-- START OF Data records --

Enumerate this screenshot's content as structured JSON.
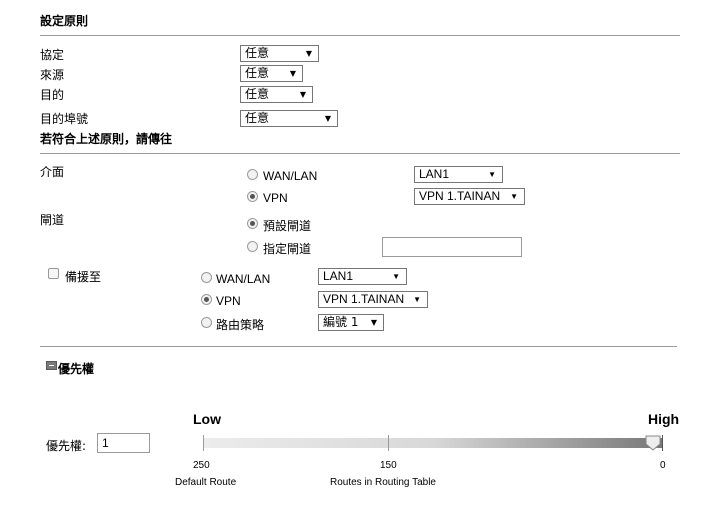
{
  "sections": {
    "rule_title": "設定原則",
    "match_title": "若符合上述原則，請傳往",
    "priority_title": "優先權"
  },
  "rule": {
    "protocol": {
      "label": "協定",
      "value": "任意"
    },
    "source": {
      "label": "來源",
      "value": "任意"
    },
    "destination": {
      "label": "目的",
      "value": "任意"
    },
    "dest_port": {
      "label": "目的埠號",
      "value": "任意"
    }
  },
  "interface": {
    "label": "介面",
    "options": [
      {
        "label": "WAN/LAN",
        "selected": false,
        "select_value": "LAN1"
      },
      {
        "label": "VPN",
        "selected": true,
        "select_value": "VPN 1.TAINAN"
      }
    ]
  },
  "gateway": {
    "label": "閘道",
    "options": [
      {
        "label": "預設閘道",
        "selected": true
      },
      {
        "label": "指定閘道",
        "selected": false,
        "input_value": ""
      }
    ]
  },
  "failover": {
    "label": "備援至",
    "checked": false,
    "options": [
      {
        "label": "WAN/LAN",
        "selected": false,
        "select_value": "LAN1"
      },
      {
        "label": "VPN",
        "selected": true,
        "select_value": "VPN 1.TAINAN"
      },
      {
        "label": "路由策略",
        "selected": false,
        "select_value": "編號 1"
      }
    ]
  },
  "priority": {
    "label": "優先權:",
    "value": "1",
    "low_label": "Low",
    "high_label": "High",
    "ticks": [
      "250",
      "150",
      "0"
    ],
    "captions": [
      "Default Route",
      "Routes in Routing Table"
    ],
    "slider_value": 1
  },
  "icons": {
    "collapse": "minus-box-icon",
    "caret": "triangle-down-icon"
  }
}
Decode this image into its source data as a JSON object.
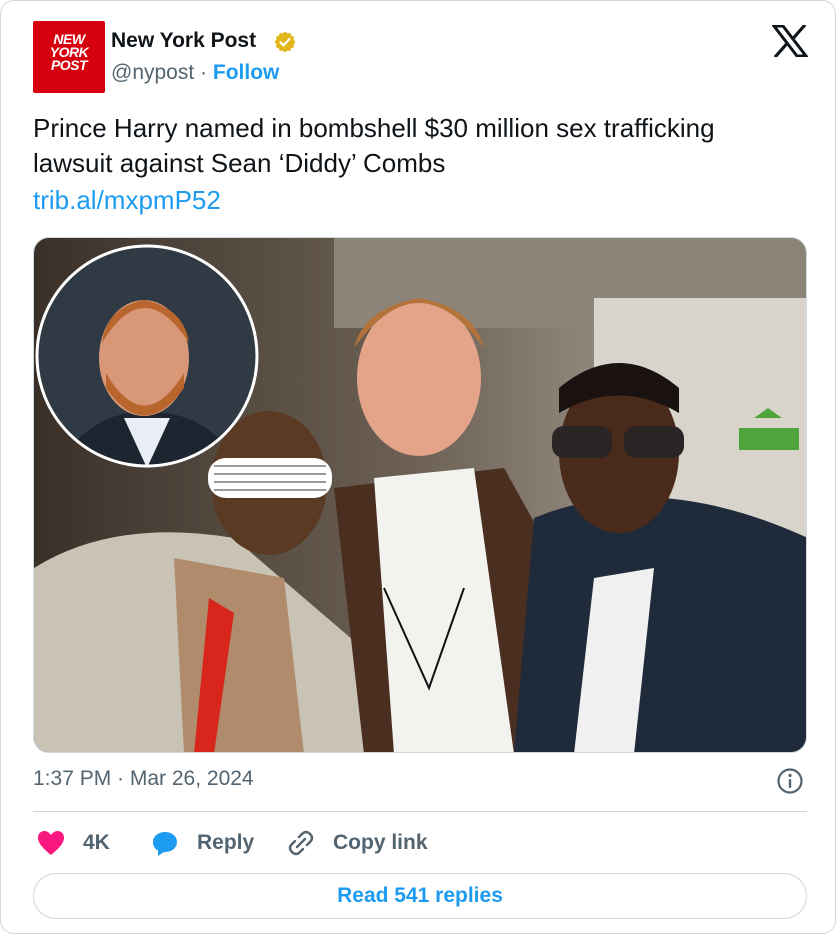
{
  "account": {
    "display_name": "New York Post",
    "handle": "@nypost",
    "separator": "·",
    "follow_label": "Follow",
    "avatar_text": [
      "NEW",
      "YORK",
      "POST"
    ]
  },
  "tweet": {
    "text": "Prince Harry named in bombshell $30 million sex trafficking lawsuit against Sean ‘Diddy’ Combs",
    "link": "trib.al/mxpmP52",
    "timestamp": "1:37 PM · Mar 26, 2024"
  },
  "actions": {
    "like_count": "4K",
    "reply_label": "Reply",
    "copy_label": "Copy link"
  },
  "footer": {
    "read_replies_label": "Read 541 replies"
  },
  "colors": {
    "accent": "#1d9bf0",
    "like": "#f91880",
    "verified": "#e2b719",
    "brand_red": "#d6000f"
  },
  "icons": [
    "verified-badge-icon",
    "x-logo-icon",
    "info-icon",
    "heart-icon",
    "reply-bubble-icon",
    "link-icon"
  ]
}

-- END OF Data records --

Quote every record above exactly, leaving out any pictures.

Solution:
Enumerate this screenshot's content as structured JSON.
{
  "sections": {
    "rule_title": "設定原則",
    "match_title": "若符合上述原則，請傳往",
    "priority_title": "優先權"
  },
  "rule": {
    "protocol": {
      "label": "協定",
      "value": "任意"
    },
    "source": {
      "label": "來源",
      "value": "任意"
    },
    "destination": {
      "label": "目的",
      "value": "任意"
    },
    "dest_port": {
      "label": "目的埠號",
      "value": "任意"
    }
  },
  "interface": {
    "label": "介面",
    "options": [
      {
        "label": "WAN/LAN",
        "selected": false,
        "select_value": "LAN1"
      },
      {
        "label": "VPN",
        "selected": true,
        "select_value": "VPN 1.TAINAN"
      }
    ]
  },
  "gateway": {
    "label": "閘道",
    "options": [
      {
        "label": "預設閘道",
        "selected": true
      },
      {
        "label": "指定閘道",
        "selected": false,
        "input_value": ""
      }
    ]
  },
  "failover": {
    "label": "備援至",
    "checked": false,
    "options": [
      {
        "label": "WAN/LAN",
        "selected": false,
        "select_value": "LAN1"
      },
      {
        "label": "VPN",
        "selected": true,
        "select_value": "VPN 1.TAINAN"
      },
      {
        "label": "路由策略",
        "selected": false,
        "select_value": "編號 1"
      }
    ]
  },
  "priority": {
    "label": "優先權:",
    "value": "1",
    "low_label": "Low",
    "high_label": "High",
    "ticks": [
      "250",
      "150",
      "0"
    ],
    "captions": [
      "Default Route",
      "Routes in Routing Table"
    ],
    "slider_value": 1
  },
  "icons": {
    "collapse": "minus-box-icon",
    "caret": "triangle-down-icon"
  }
}
Decode this image into its source data as a JSON object.
{
  "account": {
    "display_name": "New York Post",
    "handle": "@nypost",
    "separator": "·",
    "follow_label": "Follow",
    "avatar_text": [
      "NEW",
      "YORK",
      "POST"
    ]
  },
  "tweet": {
    "text": "Prince Harry named in bombshell $30 million sex trafficking lawsuit against Sean ‘Diddy’ Combs",
    "link": "trib.al/mxpmP52",
    "timestamp": "1:37 PM · Mar 26, 2024"
  },
  "actions": {
    "like_count": "4K",
    "reply_label": "Reply",
    "copy_label": "Copy link"
  },
  "footer": {
    "read_replies_label": "Read 541 replies"
  },
  "colors": {
    "accent": "#1d9bf0",
    "like": "#f91880",
    "verified": "#e2b719",
    "brand_red": "#d6000f"
  },
  "icons": [
    "verified-badge-icon",
    "x-logo-icon",
    "info-icon",
    "heart-icon",
    "reply-bubble-icon",
    "link-icon"
  ]
}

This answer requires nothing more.